SET PROBLEM: Copy all of the data below line for line, with no changes.

## Begin DATA TO PROCESS

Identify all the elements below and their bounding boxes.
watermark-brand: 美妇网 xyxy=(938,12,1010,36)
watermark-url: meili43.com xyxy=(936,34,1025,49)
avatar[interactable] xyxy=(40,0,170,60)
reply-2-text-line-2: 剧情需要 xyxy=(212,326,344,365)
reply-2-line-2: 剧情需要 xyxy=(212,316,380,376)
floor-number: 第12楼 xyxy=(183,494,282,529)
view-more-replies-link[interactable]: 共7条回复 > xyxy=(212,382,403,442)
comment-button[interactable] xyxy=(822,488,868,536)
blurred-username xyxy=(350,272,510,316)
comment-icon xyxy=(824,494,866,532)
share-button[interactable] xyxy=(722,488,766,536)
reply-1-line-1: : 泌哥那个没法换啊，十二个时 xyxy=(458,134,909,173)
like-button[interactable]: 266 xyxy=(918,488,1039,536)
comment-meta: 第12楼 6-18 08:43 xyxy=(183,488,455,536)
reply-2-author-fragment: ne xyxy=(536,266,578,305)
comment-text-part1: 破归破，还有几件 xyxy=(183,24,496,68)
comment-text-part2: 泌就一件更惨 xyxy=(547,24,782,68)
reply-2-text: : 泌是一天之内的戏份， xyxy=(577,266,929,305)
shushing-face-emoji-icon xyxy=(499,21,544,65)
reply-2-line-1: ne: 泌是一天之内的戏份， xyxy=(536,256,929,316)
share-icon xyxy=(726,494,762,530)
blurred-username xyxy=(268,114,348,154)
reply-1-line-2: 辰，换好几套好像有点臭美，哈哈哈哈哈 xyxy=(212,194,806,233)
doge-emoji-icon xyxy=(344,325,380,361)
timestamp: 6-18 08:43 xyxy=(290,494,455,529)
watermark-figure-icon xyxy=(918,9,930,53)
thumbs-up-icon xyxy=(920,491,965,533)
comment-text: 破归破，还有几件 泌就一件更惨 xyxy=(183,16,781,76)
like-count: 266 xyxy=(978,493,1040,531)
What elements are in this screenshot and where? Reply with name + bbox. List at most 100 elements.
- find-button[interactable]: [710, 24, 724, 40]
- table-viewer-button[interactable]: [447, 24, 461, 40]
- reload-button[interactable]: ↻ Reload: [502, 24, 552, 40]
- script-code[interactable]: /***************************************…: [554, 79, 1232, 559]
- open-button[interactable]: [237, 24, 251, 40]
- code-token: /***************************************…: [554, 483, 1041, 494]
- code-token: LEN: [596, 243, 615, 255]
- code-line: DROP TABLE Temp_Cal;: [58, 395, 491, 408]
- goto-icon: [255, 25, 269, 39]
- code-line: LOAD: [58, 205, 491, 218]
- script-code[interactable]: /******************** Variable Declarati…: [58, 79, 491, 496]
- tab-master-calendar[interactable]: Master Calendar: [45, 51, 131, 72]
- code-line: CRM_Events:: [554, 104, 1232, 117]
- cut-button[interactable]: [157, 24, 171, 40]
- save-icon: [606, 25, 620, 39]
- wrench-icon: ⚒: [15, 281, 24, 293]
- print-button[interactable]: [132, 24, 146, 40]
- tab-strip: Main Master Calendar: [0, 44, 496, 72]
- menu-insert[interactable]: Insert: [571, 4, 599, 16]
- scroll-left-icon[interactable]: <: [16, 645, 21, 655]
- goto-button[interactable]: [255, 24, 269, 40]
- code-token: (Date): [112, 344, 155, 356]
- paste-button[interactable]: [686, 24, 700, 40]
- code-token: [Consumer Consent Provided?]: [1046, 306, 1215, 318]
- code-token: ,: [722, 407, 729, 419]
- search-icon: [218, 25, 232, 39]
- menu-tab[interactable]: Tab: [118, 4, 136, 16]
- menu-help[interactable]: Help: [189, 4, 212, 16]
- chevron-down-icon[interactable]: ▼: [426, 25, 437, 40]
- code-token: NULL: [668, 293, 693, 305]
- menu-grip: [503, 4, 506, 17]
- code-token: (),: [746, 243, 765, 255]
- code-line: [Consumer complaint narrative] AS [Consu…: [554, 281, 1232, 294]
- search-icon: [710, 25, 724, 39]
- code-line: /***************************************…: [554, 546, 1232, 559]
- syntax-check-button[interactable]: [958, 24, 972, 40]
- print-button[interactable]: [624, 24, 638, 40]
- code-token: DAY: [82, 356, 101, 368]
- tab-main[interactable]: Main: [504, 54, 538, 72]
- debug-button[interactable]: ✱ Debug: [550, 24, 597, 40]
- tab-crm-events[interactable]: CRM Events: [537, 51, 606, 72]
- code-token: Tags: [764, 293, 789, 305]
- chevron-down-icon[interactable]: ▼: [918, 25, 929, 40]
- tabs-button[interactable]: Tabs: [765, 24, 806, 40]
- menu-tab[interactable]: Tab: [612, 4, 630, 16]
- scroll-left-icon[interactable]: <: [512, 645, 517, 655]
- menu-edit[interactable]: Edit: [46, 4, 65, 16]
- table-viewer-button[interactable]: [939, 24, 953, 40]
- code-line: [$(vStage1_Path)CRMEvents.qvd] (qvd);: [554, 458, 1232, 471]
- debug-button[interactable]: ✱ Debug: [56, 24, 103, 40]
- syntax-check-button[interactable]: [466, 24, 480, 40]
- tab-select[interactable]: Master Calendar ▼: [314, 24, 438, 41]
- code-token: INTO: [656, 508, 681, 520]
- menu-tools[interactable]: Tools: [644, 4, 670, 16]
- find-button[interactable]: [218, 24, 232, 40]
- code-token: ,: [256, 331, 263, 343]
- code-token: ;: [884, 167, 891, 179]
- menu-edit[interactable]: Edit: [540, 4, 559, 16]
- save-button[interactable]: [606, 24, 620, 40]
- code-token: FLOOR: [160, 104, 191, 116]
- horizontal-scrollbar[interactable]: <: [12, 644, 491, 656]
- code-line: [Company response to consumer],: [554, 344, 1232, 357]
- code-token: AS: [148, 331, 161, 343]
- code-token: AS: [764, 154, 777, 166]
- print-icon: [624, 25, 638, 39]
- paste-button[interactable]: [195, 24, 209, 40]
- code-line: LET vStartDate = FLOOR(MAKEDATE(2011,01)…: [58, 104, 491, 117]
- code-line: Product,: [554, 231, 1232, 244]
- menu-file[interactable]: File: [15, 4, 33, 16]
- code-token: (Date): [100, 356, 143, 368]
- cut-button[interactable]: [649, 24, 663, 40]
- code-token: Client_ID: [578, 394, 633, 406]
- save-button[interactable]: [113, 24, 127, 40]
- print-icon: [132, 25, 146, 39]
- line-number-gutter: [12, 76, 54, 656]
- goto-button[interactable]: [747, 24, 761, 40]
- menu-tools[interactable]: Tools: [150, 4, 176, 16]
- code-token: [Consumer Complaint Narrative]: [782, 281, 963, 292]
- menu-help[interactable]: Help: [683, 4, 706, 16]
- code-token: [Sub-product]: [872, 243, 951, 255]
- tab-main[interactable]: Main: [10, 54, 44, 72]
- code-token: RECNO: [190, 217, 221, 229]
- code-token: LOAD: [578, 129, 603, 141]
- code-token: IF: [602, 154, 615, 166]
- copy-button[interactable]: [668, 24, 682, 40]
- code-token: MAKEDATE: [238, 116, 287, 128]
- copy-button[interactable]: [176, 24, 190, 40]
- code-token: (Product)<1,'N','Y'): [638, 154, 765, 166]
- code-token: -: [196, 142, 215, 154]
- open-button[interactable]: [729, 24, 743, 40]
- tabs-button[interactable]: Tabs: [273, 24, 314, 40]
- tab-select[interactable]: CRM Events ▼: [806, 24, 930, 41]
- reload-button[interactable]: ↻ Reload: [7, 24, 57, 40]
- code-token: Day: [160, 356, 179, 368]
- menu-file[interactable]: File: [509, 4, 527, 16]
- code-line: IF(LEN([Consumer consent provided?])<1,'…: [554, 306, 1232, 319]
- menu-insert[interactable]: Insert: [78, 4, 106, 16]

## End DATA TO PROCESS

FULL SOLUTION:
Identify all the elements below and their bounding boxes.
watermark-brand: 美妇网 xyxy=(938,12,1010,36)
watermark-url: meili43.com xyxy=(936,34,1025,49)
avatar[interactable] xyxy=(40,0,170,60)
reply-2-text-line-2: 剧情需要 xyxy=(212,326,344,365)
reply-2-line-2: 剧情需要 xyxy=(212,316,380,376)
floor-number: 第12楼 xyxy=(183,494,282,529)
view-more-replies-link[interactable]: 共7条回复 > xyxy=(212,382,403,442)
comment-button[interactable] xyxy=(822,488,868,536)
blurred-username xyxy=(350,272,510,316)
comment-icon xyxy=(824,494,866,532)
share-button[interactable] xyxy=(722,488,766,536)
reply-1-line-1: : 泌哥那个没法换啊，十二个时 xyxy=(458,134,909,173)
like-button[interactable]: 266 xyxy=(918,488,1039,536)
comment-meta: 第12楼 6-18 08:43 xyxy=(183,488,455,536)
reply-2-author-fragment: ne xyxy=(536,266,578,305)
comment-text-part1: 破归破，还有几件 xyxy=(183,24,496,68)
comment-text-part2: 泌就一件更惨 xyxy=(547,24,782,68)
reply-2-text: : 泌是一天之内的戏份， xyxy=(577,266,929,305)
shushing-face-emoji-icon xyxy=(499,21,544,65)
reply-2-line-1: ne: 泌是一天之内的戏份， xyxy=(536,256,929,316)
share-icon xyxy=(726,494,762,530)
blurred-username xyxy=(268,114,348,154)
reply-1-line-2: 辰，换好几套好像有点臭美，哈哈哈哈哈 xyxy=(212,194,806,233)
doge-emoji-icon xyxy=(344,325,380,361)
timestamp: 6-18 08:43 xyxy=(290,494,455,529)
watermark-figure-icon xyxy=(918,9,930,53)
thumbs-up-icon xyxy=(920,491,965,533)
comment-text: 破归破，还有几件 泌就一件更惨 xyxy=(183,16,781,76)
like-count: 266 xyxy=(978,493,1040,531)
What elements are in this screenshot and where? Reply with name + bbox. List at most 100 elements.
- find-button[interactable]: [710, 24, 724, 40]
- table-viewer-button[interactable]: [447, 24, 461, 40]
- reload-button[interactable]: ↻ Reload: [502, 24, 552, 40]
- script-code[interactable]: /***************************************…: [554, 79, 1232, 559]
- open-button[interactable]: [237, 24, 251, 40]
- code-token: /***************************************…: [554, 483, 1041, 494]
- code-token: LEN: [596, 243, 615, 255]
- code-line: DROP TABLE Temp_Cal;: [58, 395, 491, 408]
- goto-icon: [255, 25, 269, 39]
- code-line: LOAD: [58, 205, 491, 218]
- script-code[interactable]: /******************** Variable Declarati…: [58, 79, 491, 496]
- tab-master-calendar[interactable]: Master Calendar: [45, 51, 131, 72]
- code-line: CRM_Events:: [554, 104, 1232, 117]
- cut-button[interactable]: [157, 24, 171, 40]
- save-icon: [606, 25, 620, 39]
- wrench-icon: ⚒: [15, 281, 24, 293]
- print-button[interactable]: [132, 24, 146, 40]
- tab-strip: Main Master Calendar: [0, 44, 496, 72]
- menu-insert[interactable]: Insert: [571, 4, 599, 16]
- scroll-left-icon[interactable]: <: [16, 645, 21, 655]
- goto-button[interactable]: [255, 24, 269, 40]
- code-token: (Date): [112, 344, 155, 356]
- paste-button[interactable]: [686, 24, 700, 40]
- code-token: [Consumer Consent Provided?]: [1046, 306, 1215, 318]
- code-token: ,: [722, 407, 729, 419]
- search-icon: [218, 25, 232, 39]
- menu-tab[interactable]: Tab: [118, 4, 136, 16]
- menu-help[interactable]: Help: [189, 4, 212, 16]
- chevron-down-icon[interactable]: ▼: [426, 25, 437, 40]
- code-token: NULL: [668, 293, 693, 305]
- menu-grip: [503, 4, 506, 17]
- code-token: (),: [746, 243, 765, 255]
- code-line: [Consumer complaint narrative] AS [Consu…: [554, 281, 1232, 294]
- search-icon: [710, 25, 724, 39]
- code-line: /***************************************…: [554, 546, 1232, 559]
- syntax-check-button[interactable]: [958, 24, 972, 40]
- print-button[interactable]: [624, 24, 638, 40]
- code-token: DAY: [82, 356, 101, 368]
- tab-main[interactable]: Main: [504, 54, 538, 72]
- debug-button[interactable]: ✱ Debug: [550, 24, 597, 40]
- tab-crm-events[interactable]: CRM Events: [537, 51, 606, 72]
- code-token: Tags: [764, 293, 789, 305]
- chevron-down-icon[interactable]: ▼: [918, 25, 929, 40]
- tabs-button[interactable]: Tabs: [765, 24, 806, 40]
- menu-tab[interactable]: Tab: [612, 4, 630, 16]
- scroll-left-icon[interactable]: <: [512, 645, 517, 655]
- menu-edit[interactable]: Edit: [46, 4, 65, 16]
- table-viewer-button[interactable]: [939, 24, 953, 40]
- code-line: [$(vStage1_Path)CRMEvents.qvd] (qvd);: [554, 458, 1232, 471]
- debug-button[interactable]: ✱ Debug: [56, 24, 103, 40]
- syntax-check-button[interactable]: [466, 24, 480, 40]
- tab-select[interactable]: Master Calendar ▼: [314, 24, 438, 41]
- code-token: INTO: [656, 508, 681, 520]
- menu-tools[interactable]: Tools: [644, 4, 670, 16]
- find-button[interactable]: [218, 24, 232, 40]
- code-token: ,: [256, 331, 263, 343]
- code-token: ;: [884, 167, 891, 179]
- menu-edit[interactable]: Edit: [540, 4, 559, 16]
- save-button[interactable]: [606, 24, 620, 40]
- code-token: FLOOR: [160, 104, 191, 116]
- horizontal-scrollbar[interactable]: <: [12, 644, 491, 656]
- code-line: [Company response to consumer],: [554, 344, 1232, 357]
- code-token: AS: [148, 331, 161, 343]
- code-token: AS: [764, 154, 777, 166]
- print-icon: [624, 25, 638, 39]
- paste-button[interactable]: [195, 24, 209, 40]
- code-line: LET vStartDate = FLOOR(MAKEDATE(2011,01)…: [58, 104, 491, 117]
- code-line: Product,: [554, 231, 1232, 244]
- menu-file[interactable]: File: [15, 4, 33, 16]
- code-token: (Date): [100, 356, 143, 368]
- cut-button[interactable]: [649, 24, 663, 40]
- code-token: Client_ID: [578, 394, 633, 406]
- save-button[interactable]: [113, 24, 127, 40]
- print-icon: [132, 25, 146, 39]
- line-number-gutter: [12, 76, 54, 656]
- goto-button[interactable]: [747, 24, 761, 40]
- menu-tools[interactable]: Tools: [150, 4, 176, 16]
- code-token: [Consumer Complaint Narrative]: [782, 281, 963, 292]
- menu-help[interactable]: Help: [683, 4, 706, 16]
- code-token: [Sub-product]: [872, 243, 951, 255]
- tab-main[interactable]: Main: [10, 54, 44, 72]
- code-token: RECNO: [190, 217, 221, 229]
- code-token: LOAD: [578, 129, 603, 141]
- code-token: IF: [602, 154, 615, 166]
- copy-button[interactable]: [668, 24, 682, 40]
- code-token: MAKEDATE: [238, 116, 287, 128]
- copy-button[interactable]: [176, 24, 190, 40]
- code-token: (Product)<1,'N','Y'): [638, 154, 765, 166]
- code-token: -: [196, 142, 215, 154]
- open-button[interactable]: [729, 24, 743, 40]
- tabs-button[interactable]: Tabs: [273, 24, 314, 40]
- tab-select[interactable]: CRM Events ▼: [806, 24, 930, 41]
- reload-button[interactable]: ↻ Reload: [7, 24, 57, 40]
- code-token: Day: [160, 356, 179, 368]
- menu-file[interactable]: File: [509, 4, 527, 16]
- code-line: IF(LEN([Consumer consent provided?])<1,'…: [554, 306, 1232, 319]
- menu-insert[interactable]: Insert: [78, 4, 106, 16]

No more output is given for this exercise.